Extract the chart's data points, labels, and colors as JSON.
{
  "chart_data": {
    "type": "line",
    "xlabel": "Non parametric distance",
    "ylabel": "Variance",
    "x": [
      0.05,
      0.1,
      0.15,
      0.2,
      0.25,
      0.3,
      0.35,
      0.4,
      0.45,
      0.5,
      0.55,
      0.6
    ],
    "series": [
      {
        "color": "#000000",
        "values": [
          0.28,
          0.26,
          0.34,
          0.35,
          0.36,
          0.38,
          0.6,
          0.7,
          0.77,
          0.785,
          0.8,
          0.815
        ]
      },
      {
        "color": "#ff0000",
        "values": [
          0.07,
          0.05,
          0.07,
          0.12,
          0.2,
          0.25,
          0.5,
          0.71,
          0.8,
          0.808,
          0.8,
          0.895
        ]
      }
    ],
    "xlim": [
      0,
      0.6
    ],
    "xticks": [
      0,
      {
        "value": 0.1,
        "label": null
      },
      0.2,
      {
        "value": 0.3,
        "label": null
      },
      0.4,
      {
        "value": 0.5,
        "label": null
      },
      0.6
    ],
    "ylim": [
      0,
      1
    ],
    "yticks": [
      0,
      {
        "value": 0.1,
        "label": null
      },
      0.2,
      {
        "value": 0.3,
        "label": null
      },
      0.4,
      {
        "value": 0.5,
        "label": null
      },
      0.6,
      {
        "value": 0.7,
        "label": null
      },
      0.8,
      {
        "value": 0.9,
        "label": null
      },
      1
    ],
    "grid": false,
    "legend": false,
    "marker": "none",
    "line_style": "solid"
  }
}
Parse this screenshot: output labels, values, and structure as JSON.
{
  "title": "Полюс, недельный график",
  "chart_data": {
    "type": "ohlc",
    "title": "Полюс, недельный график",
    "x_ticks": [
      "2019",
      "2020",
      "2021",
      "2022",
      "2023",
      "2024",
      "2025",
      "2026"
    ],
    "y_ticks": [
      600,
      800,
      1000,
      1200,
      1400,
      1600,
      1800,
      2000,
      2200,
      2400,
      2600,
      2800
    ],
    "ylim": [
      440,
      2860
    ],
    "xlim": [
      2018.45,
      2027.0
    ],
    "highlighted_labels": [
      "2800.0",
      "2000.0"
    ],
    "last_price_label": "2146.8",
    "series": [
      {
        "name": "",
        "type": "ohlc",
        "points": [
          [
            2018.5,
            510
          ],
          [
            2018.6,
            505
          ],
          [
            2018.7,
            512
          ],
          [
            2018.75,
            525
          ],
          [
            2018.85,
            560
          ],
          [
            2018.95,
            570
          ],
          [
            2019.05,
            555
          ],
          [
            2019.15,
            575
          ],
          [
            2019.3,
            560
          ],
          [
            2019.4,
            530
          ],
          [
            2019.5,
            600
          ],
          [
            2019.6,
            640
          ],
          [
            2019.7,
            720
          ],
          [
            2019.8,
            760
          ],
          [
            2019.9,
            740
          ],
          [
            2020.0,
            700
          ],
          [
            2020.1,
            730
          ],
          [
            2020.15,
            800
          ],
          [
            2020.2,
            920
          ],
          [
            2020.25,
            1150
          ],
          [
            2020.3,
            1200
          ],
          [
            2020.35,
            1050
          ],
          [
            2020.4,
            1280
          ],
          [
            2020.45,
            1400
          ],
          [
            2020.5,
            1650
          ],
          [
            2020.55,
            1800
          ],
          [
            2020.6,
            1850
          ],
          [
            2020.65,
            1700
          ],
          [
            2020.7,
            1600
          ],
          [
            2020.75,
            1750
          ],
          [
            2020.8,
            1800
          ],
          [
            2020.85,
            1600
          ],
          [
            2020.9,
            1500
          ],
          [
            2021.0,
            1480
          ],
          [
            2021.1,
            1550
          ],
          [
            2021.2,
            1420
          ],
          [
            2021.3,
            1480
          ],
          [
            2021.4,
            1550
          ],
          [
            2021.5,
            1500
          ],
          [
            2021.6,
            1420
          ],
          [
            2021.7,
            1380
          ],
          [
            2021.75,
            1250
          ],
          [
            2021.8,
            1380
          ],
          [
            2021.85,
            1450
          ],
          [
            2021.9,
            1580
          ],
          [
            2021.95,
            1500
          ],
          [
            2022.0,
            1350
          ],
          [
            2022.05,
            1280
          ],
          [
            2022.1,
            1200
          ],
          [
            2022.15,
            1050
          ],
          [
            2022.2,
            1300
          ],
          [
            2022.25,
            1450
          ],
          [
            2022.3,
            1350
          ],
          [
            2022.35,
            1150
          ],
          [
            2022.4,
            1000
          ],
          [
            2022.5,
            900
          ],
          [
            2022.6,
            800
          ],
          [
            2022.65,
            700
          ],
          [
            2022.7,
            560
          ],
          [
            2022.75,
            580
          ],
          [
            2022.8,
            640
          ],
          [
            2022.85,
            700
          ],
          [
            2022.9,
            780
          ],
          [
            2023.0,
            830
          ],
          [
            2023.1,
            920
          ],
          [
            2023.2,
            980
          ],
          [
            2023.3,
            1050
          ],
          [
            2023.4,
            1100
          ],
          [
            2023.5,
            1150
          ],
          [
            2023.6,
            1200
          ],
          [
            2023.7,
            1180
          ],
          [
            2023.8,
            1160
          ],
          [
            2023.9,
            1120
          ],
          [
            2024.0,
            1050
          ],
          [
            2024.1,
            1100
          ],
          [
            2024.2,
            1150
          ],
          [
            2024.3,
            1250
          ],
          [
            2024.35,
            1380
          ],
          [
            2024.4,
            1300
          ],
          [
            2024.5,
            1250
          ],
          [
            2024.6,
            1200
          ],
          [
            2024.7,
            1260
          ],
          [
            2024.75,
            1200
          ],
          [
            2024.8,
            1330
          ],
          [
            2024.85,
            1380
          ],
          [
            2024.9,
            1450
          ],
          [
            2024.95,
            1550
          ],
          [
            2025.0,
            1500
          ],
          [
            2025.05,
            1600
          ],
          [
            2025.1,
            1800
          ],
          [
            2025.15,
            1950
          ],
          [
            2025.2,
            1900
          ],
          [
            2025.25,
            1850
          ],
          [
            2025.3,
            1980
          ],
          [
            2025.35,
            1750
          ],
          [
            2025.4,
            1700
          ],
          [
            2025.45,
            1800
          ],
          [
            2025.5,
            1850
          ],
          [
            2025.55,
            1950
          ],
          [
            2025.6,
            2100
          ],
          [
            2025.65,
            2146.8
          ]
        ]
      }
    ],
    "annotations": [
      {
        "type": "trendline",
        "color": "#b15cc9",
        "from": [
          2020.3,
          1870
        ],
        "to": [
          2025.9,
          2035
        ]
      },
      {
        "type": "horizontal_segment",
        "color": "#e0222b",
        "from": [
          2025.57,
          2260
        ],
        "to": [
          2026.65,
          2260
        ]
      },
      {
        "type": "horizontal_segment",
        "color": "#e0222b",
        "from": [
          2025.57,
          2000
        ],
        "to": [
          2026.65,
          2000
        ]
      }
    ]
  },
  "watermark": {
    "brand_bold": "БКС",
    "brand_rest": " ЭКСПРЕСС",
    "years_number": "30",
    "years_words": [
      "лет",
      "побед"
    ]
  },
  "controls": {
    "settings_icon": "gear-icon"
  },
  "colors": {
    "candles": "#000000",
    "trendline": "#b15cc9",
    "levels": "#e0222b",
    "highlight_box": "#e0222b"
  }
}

----

▶ _Given problem_
Copy all of the data. Keep every word exactly as it is.

▶ _Solved problem_
Extract the chart's data points, labels, and colors as JSON.
{
  "chart_data": {
    "type": "line",
    "xlabel": "Non parametric distance",
    "ylabel": "Variance",
    "x": [
      0.05,
      0.1,
      0.15,
      0.2,
      0.25,
      0.3,
      0.35,
      0.4,
      0.45,
      0.5,
      0.55,
      0.6
    ],
    "series": [
      {
        "color": "#000000",
        "values": [
          0.28,
          0.26,
          0.34,
          0.35,
          0.36,
          0.38,
          0.6,
          0.7,
          0.77,
          0.785,
          0.8,
          0.815
        ]
      },
      {
        "color": "#ff0000",
        "values": [
          0.07,
          0.05,
          0.07,
          0.12,
          0.2,
          0.25,
          0.5,
          0.71,
          0.8,
          0.808,
          0.8,
          0.895
        ]
      }
    ],
    "xlim": [
      0,
      0.6
    ],
    "xticks": [
      0,
      {
        "value": 0.1,
        "label": null
      },
      0.2,
      {
        "value": 0.3,
        "label": null
      },
      0.4,
      {
        "value": 0.5,
        "label": null
      },
      0.6
    ],
    "ylim": [
      0,
      1
    ],
    "yticks": [
      0,
      {
        "value": 0.1,
        "label": null
      },
      0.2,
      {
        "value": 0.3,
        "label": null
      },
      0.4,
      {
        "value": 0.5,
        "label": null
      },
      0.6,
      {
        "value": 0.7,
        "label": null
      },
      0.8,
      {
        "value": 0.9,
        "label": null
      },
      1
    ],
    "grid": false,
    "legend": false,
    "marker": "none",
    "line_style": "solid"
  }
}
Parse this screenshot: output labels, values, and structure as JSON.
{
  "title": "Полюс, недельный график",
  "chart_data": {
    "type": "ohlc",
    "title": "Полюс, недельный график",
    "x_ticks": [
      "2019",
      "2020",
      "2021",
      "2022",
      "2023",
      "2024",
      "2025",
      "2026"
    ],
    "y_ticks": [
      600,
      800,
      1000,
      1200,
      1400,
      1600,
      1800,
      2000,
      2200,
      2400,
      2600,
      2800
    ],
    "ylim": [
      440,
      2860
    ],
    "xlim": [
      2018.45,
      2027.0
    ],
    "highlighted_labels": [
      "2800.0",
      "2000.0"
    ],
    "last_price_label": "2146.8",
    "series": [
      {
        "name": "",
        "type": "ohlc",
        "points": [
          [
            2018.5,
            510
          ],
          [
            2018.6,
            505
          ],
          [
            2018.7,
            512
          ],
          [
            2018.75,
            525
          ],
          [
            2018.85,
            560
          ],
          [
            2018.95,
            570
          ],
          [
            2019.05,
            555
          ],
          [
            2019.15,
            575
          ],
          [
            2019.3,
            560
          ],
          [
            2019.4,
            530
          ],
          [
            2019.5,
            600
          ],
          [
            2019.6,
            640
          ],
          [
            2019.7,
            720
          ],
          [
            2019.8,
            760
          ],
          [
            2019.9,
            740
          ],
          [
            2020.0,
            700
          ],
          [
            2020.1,
            730
          ],
          [
            2020.15,
            800
          ],
          [
            2020.2,
            920
          ],
          [
            2020.25,
            1150
          ],
          [
            2020.3,
            1200
          ],
          [
            2020.35,
            1050
          ],
          [
            2020.4,
            1280
          ],
          [
            2020.45,
            1400
          ],
          [
            2020.5,
            1650
          ],
          [
            2020.55,
            1800
          ],
          [
            2020.6,
            1850
          ],
          [
            2020.65,
            1700
          ],
          [
            2020.7,
            1600
          ],
          [
            2020.75,
            1750
          ],
          [
            2020.8,
            1800
          ],
          [
            2020.85,
            1600
          ],
          [
            2020.9,
            1500
          ],
          [
            2021.0,
            1480
          ],
          [
            2021.1,
            1550
          ],
          [
            2021.2,
            1420
          ],
          [
            2021.3,
            1480
          ],
          [
            2021.4,
            1550
          ],
          [
            2021.5,
            1500
          ],
          [
            2021.6,
            1420
          ],
          [
            2021.7,
            1380
          ],
          [
            2021.75,
            1250
          ],
          [
            2021.8,
            1380
          ],
          [
            2021.85,
            1450
          ],
          [
            2021.9,
            1580
          ],
          [
            2021.95,
            1500
          ],
          [
            2022.0,
            1350
          ],
          [
            2022.05,
            1280
          ],
          [
            2022.1,
            1200
          ],
          [
            2022.15,
            1050
          ],
          [
            2022.2,
            1300
          ],
          [
            2022.25,
            1450
          ],
          [
            2022.3,
            1350
          ],
          [
            2022.35,
            1150
          ],
          [
            2022.4,
            1000
          ],
          [
            2022.5,
            900
          ],
          [
            2022.6,
            800
          ],
          [
            2022.65,
            700
          ],
          [
            2022.7,
            560
          ],
          [
            2022.75,
            580
          ],
          [
            2022.8,
            640
          ],
          [
            2022.85,
            700
          ],
          [
            2022.9,
            780
          ],
          [
            2023.0,
            830
          ],
          [
            2023.1,
            920
          ],
          [
            2023.2,
            980
          ],
          [
            2023.3,
            1050
          ],
          [
            2023.4,
            1100
          ],
          [
            2023.5,
            1150
          ],
          [
            2023.6,
            1200
          ],
          [
            2023.7,
            1180
          ],
          [
            2023.8,
            1160
          ],
          [
            2023.9,
            1120
          ],
          [
            2024.0,
            1050
          ],
          [
            2024.1,
            1100
          ],
          [
            2024.2,
            1150
          ],
          [
            2024.3,
            1250
          ],
          [
            2024.35,
            1380
          ],
          [
            2024.4,
            1300
          ],
          [
            2024.5,
            1250
          ],
          [
            2024.6,
            1200
          ],
          [
            2024.7,
            1260
          ],
          [
            2024.75,
            1200
          ],
          [
            2024.8,
            1330
          ],
          [
            2024.85,
            1380
          ],
          [
            2024.9,
            1450
          ],
          [
            2024.95,
            1550
          ],
          [
            2025.0,
            1500
          ],
          [
            2025.05,
            1600
          ],
          [
            2025.1,
            1800
          ],
          [
            2025.15,
            1950
          ],
          [
            2025.2,
            1900
          ],
          [
            2025.25,
            1850
          ],
          [
            2025.3,
            1980
          ],
          [
            2025.35,
            1750
          ],
          [
            2025.4,
            1700
          ],
          [
            2025.45,
            1800
          ],
          [
            2025.5,
            1850
          ],
          [
            2025.55,
            1950
          ],
          [
            2025.6,
            2100
          ],
          [
            2025.65,
            2146.8
          ]
        ]
      }
    ],
    "annotations": [
      {
        "type": "trendline",
        "color": "#b15cc9",
        "from": [
          2020.3,
          1870
        ],
        "to": [
          2025.9,
          2035
        ]
      },
      {
        "type": "horizontal_segment",
        "color": "#e0222b",
        "from": [
          2025.57,
          2260
        ],
        "to": [
          2026.65,
          2260
        ]
      },
      {
        "type": "horizontal_segment",
        "color": "#e0222b",
        "from": [
          2025.57,
          2000
        ],
        "to": [
          2026.65,
          2000
        ]
      }
    ]
  },
  "watermark": {
    "brand_bold": "БКС",
    "brand_rest": " ЭКСПРЕСС",
    "years_number": "30",
    "years_words": [
      "лет",
      "побед"
    ]
  },
  "controls": {
    "settings_icon": "gear-icon"
  },
  "colors": {
    "candles": "#000000",
    "trendline": "#b15cc9",
    "levels": "#e0222b",
    "highlight_box": "#e0222b"
  }
}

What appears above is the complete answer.